▶ _Exercise_: Copy the records below exactly as they appear.
--- Begin ---
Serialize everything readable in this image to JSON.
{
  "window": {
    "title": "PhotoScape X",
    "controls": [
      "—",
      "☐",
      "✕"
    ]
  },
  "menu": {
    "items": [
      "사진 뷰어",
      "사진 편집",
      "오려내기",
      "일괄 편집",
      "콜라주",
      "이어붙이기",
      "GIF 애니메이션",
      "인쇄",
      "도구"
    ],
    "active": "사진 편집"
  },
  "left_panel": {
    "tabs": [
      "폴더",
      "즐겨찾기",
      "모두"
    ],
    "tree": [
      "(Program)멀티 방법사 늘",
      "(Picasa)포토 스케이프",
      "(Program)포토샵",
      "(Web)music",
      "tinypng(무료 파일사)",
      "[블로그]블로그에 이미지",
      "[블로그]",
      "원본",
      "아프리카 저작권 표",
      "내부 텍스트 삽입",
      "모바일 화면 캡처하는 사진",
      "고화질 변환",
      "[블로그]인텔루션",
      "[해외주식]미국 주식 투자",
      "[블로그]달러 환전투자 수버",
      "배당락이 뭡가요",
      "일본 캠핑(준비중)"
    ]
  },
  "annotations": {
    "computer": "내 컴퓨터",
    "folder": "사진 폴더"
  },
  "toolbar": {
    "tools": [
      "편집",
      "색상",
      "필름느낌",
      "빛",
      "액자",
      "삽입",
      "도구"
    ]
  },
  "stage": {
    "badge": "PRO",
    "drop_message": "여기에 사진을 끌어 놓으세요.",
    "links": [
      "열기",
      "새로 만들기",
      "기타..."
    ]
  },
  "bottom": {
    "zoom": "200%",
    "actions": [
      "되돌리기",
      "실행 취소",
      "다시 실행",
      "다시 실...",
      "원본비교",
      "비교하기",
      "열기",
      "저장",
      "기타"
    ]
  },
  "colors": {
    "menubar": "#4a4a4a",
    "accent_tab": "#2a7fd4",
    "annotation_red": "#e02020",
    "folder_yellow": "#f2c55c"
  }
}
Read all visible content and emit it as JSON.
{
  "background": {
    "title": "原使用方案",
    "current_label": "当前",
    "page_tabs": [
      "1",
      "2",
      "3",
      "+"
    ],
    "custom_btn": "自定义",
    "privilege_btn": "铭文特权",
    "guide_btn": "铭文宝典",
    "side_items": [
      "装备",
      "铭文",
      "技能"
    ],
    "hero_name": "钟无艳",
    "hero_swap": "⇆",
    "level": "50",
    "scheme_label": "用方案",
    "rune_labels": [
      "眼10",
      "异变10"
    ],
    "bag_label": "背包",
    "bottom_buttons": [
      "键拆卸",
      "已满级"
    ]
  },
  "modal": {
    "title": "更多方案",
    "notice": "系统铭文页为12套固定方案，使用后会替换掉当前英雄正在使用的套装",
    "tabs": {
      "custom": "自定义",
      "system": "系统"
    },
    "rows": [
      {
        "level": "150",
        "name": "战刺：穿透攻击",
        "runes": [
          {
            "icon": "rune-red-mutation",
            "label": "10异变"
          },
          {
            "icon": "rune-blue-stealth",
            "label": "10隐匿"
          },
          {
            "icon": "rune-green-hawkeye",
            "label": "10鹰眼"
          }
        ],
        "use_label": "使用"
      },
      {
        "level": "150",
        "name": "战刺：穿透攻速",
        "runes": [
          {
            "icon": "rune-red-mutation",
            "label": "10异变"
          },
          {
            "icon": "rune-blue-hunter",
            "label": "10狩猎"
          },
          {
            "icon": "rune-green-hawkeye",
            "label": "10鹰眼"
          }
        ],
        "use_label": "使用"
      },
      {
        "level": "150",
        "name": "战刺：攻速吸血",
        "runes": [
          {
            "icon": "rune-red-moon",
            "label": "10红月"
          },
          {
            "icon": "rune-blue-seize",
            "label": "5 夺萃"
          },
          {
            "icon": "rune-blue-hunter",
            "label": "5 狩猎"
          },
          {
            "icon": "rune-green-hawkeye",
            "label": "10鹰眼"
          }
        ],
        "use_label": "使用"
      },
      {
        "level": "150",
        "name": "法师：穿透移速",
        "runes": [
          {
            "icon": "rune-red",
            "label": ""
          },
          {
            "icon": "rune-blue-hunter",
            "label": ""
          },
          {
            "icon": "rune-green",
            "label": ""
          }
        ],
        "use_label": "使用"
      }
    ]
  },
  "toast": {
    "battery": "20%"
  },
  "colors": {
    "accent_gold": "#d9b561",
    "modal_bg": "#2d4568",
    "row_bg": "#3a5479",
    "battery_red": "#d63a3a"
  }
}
--- End ---
▶ _Solution_:
Serialize everything readable in this image to JSON.
{
  "window": {
    "title": "PhotoScape X",
    "controls": [
      "—",
      "☐",
      "✕"
    ]
  },
  "menu": {
    "items": [
      "사진 뷰어",
      "사진 편집",
      "오려내기",
      "일괄 편집",
      "콜라주",
      "이어붙이기",
      "GIF 애니메이션",
      "인쇄",
      "도구"
    ],
    "active": "사진 편집"
  },
  "left_panel": {
    "tabs": [
      "폴더",
      "즐겨찾기",
      "모두"
    ],
    "tree": [
      "(Program)멀티 방법사 늘",
      "(Picasa)포토 스케이프",
      "(Program)포토샵",
      "(Web)music",
      "tinypng(무료 파일사)",
      "[블로그]블로그에 이미지",
      "[블로그]",
      "원본",
      "아프리카 저작권 표",
      "내부 텍스트 삽입",
      "모바일 화면 캡처하는 사진",
      "고화질 변환",
      "[블로그]인텔루션",
      "[해외주식]미국 주식 투자",
      "[블로그]달러 환전투자 수버",
      "배당락이 뭡가요",
      "일본 캠핑(준비중)"
    ]
  },
  "annotations": {
    "computer": "내 컴퓨터",
    "folder": "사진 폴더"
  },
  "toolbar": {
    "tools": [
      "편집",
      "색상",
      "필름느낌",
      "빛",
      "액자",
      "삽입",
      "도구"
    ]
  },
  "stage": {
    "badge": "PRO",
    "drop_message": "여기에 사진을 끌어 놓으세요.",
    "links": [
      "열기",
      "새로 만들기",
      "기타..."
    ]
  },
  "bottom": {
    "zoom": "200%",
    "actions": [
      "되돌리기",
      "실행 취소",
      "다시 실행",
      "다시 실...",
      "원본비교",
      "비교하기",
      "열기",
      "저장",
      "기타"
    ]
  },
  "colors": {
    "menubar": "#4a4a4a",
    "accent_tab": "#2a7fd4",
    "annotation_red": "#e02020",
    "folder_yellow": "#f2c55c"
  }
}
Read all visible content and emit it as JSON.
{
  "background": {
    "title": "原使用方案",
    "current_label": "当前",
    "page_tabs": [
      "1",
      "2",
      "3",
      "+"
    ],
    "custom_btn": "自定义",
    "privilege_btn": "铭文特权",
    "guide_btn": "铭文宝典",
    "side_items": [
      "装备",
      "铭文",
      "技能"
    ],
    "hero_name": "钟无艳",
    "hero_swap": "⇆",
    "level": "50",
    "scheme_label": "用方案",
    "rune_labels": [
      "眼10",
      "异变10"
    ],
    "bag_label": "背包",
    "bottom_buttons": [
      "键拆卸",
      "已满级"
    ]
  },
  "modal": {
    "title": "更多方案",
    "notice": "系统铭文页为12套固定方案，使用后会替换掉当前英雄正在使用的套装",
    "tabs": {
      "custom": "自定义",
      "system": "系统"
    },
    "rows": [
      {
        "level": "150",
        "name": "战刺：穿透攻击",
        "runes": [
          {
            "icon": "rune-red-mutation",
            "label": "10异变"
          },
          {
            "icon": "rune-blue-stealth",
            "label": "10隐匿"
          },
          {
            "icon": "rune-green-hawkeye",
            "label": "10鹰眼"
          }
        ],
        "use_label": "使用"
      },
      {
        "level": "150",
        "name": "战刺：穿透攻速",
        "runes": [
          {
            "icon": "rune-red-mutation",
            "label": "10异变"
          },
          {
            "icon": "rune-blue-hunter",
            "label": "10狩猎"
          },
          {
            "icon": "rune-green-hawkeye",
            "label": "10鹰眼"
          }
        ],
        "use_label": "使用"
      },
      {
        "level": "150",
        "name": "战刺：攻速吸血",
        "runes": [
          {
            "icon": "rune-red-moon",
            "label": "10红月"
          },
          {
            "icon": "rune-blue-seize",
            "label": "5 夺萃"
          },
          {
            "icon": "rune-blue-hunter",
            "label": "5 狩猎"
          },
          {
            "icon": "rune-green-hawkeye",
            "label": "10鹰眼"
          }
        ],
        "use_label": "使用"
      },
      {
        "level": "150",
        "name": "法师：穿透移速",
        "runes": [
          {
            "icon": "rune-red",
            "label": ""
          },
          {
            "icon": "rune-blue-hunter",
            "label": ""
          },
          {
            "icon": "rune-green",
            "label": ""
          }
        ],
        "use_label": "使用"
      }
    ]
  },
  "toast": {
    "battery": "20%"
  },
  "colors": {
    "accent_gold": "#d9b561",
    "modal_bg": "#2d4568",
    "row_bg": "#3a5479",
    "battery_red": "#d63a3a"
  }
}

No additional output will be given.